| Instructions to follow |
Write out all of the lines below, exactly and completely.

| Entries supplied |
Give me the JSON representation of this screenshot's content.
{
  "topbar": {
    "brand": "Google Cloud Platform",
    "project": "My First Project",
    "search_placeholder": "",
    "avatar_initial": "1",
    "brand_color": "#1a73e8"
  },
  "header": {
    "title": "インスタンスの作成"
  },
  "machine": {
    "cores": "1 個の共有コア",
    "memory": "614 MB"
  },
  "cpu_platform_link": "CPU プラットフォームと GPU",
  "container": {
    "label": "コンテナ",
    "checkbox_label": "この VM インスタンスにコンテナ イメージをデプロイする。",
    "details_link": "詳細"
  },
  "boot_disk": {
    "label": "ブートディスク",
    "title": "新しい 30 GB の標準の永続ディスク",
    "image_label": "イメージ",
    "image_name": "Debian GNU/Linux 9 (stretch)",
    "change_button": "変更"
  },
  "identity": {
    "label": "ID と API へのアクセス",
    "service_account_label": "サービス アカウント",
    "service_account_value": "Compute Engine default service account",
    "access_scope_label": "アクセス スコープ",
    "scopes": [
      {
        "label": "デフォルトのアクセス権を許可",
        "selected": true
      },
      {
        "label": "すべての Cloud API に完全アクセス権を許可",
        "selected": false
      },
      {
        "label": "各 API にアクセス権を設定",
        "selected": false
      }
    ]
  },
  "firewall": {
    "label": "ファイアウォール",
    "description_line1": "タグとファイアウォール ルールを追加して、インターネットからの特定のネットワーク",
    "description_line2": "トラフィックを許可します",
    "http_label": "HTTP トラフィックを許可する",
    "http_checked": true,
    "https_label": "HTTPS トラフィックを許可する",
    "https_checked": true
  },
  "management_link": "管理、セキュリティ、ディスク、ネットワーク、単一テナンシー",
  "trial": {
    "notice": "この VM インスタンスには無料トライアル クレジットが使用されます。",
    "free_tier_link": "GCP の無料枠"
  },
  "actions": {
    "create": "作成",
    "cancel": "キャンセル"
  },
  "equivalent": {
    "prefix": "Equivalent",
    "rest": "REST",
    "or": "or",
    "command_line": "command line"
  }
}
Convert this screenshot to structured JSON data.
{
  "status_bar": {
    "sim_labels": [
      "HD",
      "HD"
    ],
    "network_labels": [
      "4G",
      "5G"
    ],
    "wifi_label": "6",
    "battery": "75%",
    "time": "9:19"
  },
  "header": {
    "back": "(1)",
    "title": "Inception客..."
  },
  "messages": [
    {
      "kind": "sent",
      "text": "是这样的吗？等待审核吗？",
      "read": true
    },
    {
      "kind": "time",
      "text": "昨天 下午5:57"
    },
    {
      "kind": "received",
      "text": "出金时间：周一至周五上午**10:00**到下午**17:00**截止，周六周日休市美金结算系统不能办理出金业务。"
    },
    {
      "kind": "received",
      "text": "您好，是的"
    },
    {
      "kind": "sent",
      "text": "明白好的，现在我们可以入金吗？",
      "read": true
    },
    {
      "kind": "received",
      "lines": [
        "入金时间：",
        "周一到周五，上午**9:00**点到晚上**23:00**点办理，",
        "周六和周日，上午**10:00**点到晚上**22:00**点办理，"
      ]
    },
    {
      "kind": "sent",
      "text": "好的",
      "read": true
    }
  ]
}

| Result below |
Give me the JSON representation of this screenshot's content.
{
  "topbar": {
    "brand": "Google Cloud Platform",
    "project": "My First Project",
    "search_placeholder": "",
    "avatar_initial": "1",
    "brand_color": "#1a73e8"
  },
  "header": {
    "title": "インスタンスの作成"
  },
  "machine": {
    "cores": "1 個の共有コア",
    "memory": "614 MB"
  },
  "cpu_platform_link": "CPU プラットフォームと GPU",
  "container": {
    "label": "コンテナ",
    "checkbox_label": "この VM インスタンスにコンテナ イメージをデプロイする。",
    "details_link": "詳細"
  },
  "boot_disk": {
    "label": "ブートディスク",
    "title": "新しい 30 GB の標準の永続ディスク",
    "image_label": "イメージ",
    "image_name": "Debian GNU/Linux 9 (stretch)",
    "change_button": "変更"
  },
  "identity": {
    "label": "ID と API へのアクセス",
    "service_account_label": "サービス アカウント",
    "service_account_value": "Compute Engine default service account",
    "access_scope_label": "アクセス スコープ",
    "scopes": [
      {
        "label": "デフォルトのアクセス権を許可",
        "selected": true
      },
      {
        "label": "すべての Cloud API に完全アクセス権を許可",
        "selected": false
      },
      {
        "label": "各 API にアクセス権を設定",
        "selected": false
      }
    ]
  },
  "firewall": {
    "label": "ファイアウォール",
    "description_line1": "タグとファイアウォール ルールを追加して、インターネットからの特定のネットワーク",
    "description_line2": "トラフィックを許可します",
    "http_label": "HTTP トラフィックを許可する",
    "http_checked": true,
    "https_label": "HTTPS トラフィックを許可する",
    "https_checked": true
  },
  "management_link": "管理、セキュリティ、ディスク、ネットワーク、単一テナンシー",
  "trial": {
    "notice": "この VM インスタンスには無料トライアル クレジットが使用されます。",
    "free_tier_link": "GCP の無料枠"
  },
  "actions": {
    "create": "作成",
    "cancel": "キャンセル"
  },
  "equivalent": {
    "prefix": "Equivalent",
    "rest": "REST",
    "or": "or",
    "command_line": "command line"
  }
}
Convert this screenshot to structured JSON data.
{
  "status_bar": {
    "sim_labels": [
      "HD",
      "HD"
    ],
    "network_labels": [
      "4G",
      "5G"
    ],
    "wifi_label": "6",
    "battery": "75%",
    "time": "9:19"
  },
  "header": {
    "back": "(1)",
    "title": "Inception客..."
  },
  "messages": [
    {
      "kind": "sent",
      "text": "是这样的吗？等待审核吗？",
      "read": true
    },
    {
      "kind": "time",
      "text": "昨天 下午5:57"
    },
    {
      "kind": "received",
      "text": "出金时间：周一至周五上午**10:00**到下午**17:00**截止，周六周日休市美金结算系统不能办理出金业务。"
    },
    {
      "kind": "received",
      "text": "您好，是的"
    },
    {
      "kind": "sent",
      "text": "明白好的，现在我们可以入金吗？",
      "read": true
    },
    {
      "kind": "received",
      "lines": [
        "入金时间：",
        "周一到周五，上午**9:00**点到晚上**23:00**点办理，",
        "周六和周日，上午**10:00**点到晚上**22:00**点办理，"
      ]
    },
    {
      "kind": "sent",
      "text": "好的",
      "read": true
    }
  ]
}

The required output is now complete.